DIRECTIVE: Lines containing the word "individual" are to be located and copied.

[START OF DATA FOR PROCESSING]

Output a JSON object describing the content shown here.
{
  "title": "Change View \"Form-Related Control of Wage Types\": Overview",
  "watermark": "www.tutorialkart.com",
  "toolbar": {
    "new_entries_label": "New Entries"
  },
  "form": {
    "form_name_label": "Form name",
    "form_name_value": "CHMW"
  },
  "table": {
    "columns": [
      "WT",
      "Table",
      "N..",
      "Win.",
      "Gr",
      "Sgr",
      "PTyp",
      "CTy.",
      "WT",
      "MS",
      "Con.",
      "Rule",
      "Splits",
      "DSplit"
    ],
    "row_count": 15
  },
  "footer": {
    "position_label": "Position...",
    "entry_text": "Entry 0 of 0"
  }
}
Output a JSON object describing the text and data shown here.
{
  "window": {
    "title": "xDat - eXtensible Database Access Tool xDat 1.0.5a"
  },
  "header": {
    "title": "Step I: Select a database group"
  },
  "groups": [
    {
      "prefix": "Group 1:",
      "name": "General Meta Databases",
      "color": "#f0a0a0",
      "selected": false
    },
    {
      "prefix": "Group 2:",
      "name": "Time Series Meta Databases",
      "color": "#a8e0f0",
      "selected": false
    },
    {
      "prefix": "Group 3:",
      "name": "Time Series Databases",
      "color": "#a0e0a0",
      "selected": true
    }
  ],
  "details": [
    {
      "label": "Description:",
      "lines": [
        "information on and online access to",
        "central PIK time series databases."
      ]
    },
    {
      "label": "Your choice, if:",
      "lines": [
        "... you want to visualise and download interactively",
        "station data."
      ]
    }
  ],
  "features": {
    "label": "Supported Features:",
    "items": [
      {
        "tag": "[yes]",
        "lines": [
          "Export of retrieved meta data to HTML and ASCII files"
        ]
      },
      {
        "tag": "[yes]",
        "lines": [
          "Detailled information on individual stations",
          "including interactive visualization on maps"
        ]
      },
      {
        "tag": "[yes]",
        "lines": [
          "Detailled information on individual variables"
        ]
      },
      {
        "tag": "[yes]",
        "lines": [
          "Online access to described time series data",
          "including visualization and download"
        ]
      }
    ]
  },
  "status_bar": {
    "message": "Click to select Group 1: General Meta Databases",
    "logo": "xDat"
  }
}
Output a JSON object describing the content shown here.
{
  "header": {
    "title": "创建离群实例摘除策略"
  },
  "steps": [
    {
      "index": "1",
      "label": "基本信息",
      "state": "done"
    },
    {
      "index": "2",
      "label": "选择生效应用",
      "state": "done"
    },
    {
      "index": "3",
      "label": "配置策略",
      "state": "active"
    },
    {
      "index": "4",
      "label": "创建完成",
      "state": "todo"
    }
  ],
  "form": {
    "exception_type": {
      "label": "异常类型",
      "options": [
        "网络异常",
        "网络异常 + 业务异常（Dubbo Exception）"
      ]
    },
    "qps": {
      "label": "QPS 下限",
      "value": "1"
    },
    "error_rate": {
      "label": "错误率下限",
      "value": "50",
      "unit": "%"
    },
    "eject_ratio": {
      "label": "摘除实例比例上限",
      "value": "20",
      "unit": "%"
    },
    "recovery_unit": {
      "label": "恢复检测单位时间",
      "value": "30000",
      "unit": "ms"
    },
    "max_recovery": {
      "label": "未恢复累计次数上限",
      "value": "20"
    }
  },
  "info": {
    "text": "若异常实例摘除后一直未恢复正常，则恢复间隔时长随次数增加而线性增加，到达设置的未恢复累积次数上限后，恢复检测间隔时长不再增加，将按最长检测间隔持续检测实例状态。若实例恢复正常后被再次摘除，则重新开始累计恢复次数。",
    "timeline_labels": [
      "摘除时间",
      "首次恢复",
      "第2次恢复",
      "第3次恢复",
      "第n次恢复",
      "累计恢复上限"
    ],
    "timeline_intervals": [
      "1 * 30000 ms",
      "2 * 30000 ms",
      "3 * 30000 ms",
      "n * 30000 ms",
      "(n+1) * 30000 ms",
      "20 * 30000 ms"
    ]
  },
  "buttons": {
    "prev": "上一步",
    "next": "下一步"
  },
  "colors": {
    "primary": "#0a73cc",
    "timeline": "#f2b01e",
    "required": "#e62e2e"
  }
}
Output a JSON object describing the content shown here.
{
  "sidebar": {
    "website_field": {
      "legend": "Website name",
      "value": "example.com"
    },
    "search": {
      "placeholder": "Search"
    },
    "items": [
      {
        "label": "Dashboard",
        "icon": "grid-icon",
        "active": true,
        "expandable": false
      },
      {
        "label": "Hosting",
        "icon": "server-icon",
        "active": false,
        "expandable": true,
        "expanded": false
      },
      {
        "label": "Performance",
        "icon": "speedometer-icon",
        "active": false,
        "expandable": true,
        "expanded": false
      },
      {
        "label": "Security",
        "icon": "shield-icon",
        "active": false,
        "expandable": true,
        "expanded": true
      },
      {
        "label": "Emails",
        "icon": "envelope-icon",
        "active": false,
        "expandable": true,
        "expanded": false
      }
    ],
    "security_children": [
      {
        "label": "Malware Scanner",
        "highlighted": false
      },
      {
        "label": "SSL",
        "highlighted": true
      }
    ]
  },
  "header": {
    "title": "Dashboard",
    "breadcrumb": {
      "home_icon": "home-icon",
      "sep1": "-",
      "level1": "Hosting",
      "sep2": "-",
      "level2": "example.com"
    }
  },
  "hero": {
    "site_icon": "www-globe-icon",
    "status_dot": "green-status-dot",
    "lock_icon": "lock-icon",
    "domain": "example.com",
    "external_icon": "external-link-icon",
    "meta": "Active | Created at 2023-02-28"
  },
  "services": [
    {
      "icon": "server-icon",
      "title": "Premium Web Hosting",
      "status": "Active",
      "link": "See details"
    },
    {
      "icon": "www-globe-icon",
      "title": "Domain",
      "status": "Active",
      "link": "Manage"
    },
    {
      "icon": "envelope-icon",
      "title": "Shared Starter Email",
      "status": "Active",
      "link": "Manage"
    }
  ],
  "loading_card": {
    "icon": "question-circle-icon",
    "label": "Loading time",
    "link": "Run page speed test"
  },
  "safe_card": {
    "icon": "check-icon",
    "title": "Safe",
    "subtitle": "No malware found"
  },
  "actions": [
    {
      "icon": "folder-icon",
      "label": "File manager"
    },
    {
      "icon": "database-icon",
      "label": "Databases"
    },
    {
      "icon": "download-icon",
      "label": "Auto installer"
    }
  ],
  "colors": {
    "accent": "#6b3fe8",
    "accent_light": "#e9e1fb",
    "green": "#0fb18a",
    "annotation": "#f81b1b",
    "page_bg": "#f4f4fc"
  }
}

[END OF DATA FOR PROCESSING]

WRITTEN ANSWER:
          "Detailled information on individual stations",
          "Detailled information on individual variables"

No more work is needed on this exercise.